START Available records
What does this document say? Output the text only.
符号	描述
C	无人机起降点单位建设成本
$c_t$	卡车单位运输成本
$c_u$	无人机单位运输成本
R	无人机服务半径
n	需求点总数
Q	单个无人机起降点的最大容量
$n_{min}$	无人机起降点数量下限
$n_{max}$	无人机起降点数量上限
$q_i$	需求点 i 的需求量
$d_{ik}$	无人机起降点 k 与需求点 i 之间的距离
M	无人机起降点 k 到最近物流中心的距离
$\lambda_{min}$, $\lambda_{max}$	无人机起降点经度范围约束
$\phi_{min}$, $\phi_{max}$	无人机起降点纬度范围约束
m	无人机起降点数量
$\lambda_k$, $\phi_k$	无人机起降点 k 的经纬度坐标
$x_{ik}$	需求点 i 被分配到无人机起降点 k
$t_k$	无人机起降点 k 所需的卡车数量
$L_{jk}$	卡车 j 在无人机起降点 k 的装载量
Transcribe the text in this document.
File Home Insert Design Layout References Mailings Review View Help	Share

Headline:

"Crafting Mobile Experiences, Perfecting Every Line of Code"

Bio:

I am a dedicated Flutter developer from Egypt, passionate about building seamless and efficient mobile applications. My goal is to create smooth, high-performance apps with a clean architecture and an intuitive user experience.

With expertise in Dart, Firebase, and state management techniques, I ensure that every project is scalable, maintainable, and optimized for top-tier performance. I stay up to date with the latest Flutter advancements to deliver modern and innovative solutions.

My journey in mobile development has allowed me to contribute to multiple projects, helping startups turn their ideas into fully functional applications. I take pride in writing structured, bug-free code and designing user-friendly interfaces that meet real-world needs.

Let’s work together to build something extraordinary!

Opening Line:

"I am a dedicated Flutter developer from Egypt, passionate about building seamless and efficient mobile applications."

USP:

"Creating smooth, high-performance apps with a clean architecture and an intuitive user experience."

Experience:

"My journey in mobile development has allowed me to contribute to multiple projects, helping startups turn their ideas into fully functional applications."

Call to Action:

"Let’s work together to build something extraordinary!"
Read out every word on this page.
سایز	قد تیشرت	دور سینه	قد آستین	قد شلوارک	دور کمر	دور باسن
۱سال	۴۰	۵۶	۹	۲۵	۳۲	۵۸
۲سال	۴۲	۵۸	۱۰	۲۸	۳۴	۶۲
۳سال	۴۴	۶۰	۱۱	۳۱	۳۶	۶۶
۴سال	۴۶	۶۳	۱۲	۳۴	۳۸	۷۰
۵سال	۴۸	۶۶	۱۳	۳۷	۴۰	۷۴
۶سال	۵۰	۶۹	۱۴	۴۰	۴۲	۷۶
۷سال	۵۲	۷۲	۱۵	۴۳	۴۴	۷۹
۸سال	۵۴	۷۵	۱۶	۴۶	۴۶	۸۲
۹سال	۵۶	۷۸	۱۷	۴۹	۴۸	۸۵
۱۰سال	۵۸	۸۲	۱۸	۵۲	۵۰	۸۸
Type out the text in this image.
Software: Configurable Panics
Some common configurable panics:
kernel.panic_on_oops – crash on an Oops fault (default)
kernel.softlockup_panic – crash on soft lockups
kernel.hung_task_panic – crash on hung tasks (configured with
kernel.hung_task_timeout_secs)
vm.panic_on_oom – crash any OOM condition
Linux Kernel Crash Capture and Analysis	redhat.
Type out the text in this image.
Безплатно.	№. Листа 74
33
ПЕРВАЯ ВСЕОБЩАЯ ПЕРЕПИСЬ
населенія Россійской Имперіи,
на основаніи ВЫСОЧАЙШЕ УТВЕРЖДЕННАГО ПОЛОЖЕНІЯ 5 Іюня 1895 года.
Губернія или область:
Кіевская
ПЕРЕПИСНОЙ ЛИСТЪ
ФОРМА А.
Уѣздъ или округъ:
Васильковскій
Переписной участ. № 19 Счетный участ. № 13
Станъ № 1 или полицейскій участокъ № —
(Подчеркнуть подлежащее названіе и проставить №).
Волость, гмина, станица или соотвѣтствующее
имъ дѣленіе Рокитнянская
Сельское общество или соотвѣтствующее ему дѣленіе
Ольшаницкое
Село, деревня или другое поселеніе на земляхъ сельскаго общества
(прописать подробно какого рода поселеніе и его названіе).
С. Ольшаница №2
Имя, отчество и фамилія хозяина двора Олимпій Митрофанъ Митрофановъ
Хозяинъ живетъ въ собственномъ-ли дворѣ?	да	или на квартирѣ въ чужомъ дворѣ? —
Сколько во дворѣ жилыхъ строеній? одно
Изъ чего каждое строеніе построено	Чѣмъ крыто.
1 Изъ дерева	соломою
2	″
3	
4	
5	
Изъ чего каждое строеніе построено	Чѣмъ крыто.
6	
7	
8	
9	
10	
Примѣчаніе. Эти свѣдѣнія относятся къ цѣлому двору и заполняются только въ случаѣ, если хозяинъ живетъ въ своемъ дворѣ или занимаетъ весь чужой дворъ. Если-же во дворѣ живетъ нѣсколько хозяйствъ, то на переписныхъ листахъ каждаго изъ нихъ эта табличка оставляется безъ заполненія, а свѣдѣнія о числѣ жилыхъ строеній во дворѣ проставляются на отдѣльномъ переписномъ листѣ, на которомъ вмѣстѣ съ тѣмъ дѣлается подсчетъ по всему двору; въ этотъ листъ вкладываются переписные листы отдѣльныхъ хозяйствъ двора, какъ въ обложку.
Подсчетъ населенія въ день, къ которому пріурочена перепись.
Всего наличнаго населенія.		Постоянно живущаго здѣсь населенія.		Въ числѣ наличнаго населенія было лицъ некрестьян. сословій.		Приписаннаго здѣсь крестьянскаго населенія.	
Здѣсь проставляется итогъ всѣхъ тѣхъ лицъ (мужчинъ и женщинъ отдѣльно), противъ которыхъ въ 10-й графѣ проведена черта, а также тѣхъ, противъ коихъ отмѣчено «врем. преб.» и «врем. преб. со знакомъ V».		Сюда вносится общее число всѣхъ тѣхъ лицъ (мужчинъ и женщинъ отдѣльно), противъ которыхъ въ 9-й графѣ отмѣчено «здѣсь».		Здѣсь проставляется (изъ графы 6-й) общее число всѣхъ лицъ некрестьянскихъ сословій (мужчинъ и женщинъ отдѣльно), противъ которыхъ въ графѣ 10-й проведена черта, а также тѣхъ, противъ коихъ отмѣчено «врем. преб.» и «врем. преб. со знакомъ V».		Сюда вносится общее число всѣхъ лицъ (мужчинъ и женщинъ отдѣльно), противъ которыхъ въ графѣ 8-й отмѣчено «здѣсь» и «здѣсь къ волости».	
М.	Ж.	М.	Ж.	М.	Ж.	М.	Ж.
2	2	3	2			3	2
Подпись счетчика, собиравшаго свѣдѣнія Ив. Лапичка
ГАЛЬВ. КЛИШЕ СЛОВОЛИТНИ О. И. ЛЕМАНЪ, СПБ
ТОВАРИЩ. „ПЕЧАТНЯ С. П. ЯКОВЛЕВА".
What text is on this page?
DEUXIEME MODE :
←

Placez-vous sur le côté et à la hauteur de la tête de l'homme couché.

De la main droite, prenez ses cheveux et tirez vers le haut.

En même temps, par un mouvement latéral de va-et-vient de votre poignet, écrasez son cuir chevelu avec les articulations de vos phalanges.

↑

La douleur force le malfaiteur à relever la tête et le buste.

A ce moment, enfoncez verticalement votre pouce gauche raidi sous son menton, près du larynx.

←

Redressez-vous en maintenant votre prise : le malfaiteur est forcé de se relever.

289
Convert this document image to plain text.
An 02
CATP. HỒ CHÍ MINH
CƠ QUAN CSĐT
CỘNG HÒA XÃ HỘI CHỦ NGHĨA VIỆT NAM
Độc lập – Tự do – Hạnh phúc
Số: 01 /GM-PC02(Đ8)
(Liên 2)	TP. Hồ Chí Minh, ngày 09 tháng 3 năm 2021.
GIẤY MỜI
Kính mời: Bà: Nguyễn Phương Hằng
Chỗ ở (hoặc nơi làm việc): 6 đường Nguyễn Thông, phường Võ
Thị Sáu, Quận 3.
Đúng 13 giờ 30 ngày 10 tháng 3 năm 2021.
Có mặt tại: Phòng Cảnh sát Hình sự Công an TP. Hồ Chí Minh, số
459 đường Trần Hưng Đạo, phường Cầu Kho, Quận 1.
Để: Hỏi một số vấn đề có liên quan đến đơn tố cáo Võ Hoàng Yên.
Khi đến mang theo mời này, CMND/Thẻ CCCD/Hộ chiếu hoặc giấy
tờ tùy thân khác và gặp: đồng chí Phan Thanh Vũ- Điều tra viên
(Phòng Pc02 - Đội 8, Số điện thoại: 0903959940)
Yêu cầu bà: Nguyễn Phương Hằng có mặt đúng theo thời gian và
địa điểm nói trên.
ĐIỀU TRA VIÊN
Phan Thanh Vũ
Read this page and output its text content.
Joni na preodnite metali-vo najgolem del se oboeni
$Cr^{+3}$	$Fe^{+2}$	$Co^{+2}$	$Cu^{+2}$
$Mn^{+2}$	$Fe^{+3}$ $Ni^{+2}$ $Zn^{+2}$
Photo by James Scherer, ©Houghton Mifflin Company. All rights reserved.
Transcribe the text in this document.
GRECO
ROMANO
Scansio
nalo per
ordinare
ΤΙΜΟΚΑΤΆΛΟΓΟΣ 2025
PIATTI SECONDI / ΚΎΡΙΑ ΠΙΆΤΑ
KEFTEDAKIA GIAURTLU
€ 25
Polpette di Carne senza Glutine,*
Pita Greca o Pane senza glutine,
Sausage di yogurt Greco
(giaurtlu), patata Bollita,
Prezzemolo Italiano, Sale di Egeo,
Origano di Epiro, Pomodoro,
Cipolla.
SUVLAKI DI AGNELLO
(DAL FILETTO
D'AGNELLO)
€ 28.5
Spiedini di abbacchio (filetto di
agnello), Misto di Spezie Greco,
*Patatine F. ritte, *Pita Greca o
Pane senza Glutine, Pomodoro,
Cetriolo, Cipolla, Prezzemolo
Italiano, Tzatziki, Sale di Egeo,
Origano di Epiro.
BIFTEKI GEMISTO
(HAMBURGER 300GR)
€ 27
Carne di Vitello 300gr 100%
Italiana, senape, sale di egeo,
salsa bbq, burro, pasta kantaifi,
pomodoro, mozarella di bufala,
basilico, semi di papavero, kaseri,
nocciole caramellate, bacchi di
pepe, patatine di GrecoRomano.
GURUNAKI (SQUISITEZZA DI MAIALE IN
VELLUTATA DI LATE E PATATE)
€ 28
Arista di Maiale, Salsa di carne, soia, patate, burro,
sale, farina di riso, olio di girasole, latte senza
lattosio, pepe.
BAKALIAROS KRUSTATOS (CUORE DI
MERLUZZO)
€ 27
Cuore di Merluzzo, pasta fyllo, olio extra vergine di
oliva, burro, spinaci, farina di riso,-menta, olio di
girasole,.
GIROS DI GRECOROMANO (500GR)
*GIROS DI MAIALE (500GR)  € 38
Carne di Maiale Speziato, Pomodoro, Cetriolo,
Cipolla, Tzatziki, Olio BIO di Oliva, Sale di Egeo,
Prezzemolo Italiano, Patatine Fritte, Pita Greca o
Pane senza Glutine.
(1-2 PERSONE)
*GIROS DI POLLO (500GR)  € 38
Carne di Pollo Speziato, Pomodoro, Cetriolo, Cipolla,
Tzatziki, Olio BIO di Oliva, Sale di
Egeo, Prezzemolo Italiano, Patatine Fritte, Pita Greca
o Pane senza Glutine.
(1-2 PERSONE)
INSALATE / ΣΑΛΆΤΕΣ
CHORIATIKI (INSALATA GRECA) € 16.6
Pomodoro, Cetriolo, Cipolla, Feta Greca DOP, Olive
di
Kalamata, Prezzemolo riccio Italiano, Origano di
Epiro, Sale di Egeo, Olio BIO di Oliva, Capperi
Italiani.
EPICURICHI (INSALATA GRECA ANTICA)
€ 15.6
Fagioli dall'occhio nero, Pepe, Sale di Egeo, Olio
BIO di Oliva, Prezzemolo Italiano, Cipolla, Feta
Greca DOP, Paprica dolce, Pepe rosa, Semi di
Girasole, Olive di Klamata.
END Available records
Directions for this task:
Pick every line with "relever" in it and copy it.

The completed task:
La douleur force le malfaiteur à relever la tête et le buste.
Redressez-vous en maintenant votre prise : le malfaiteur est forcé de se relever.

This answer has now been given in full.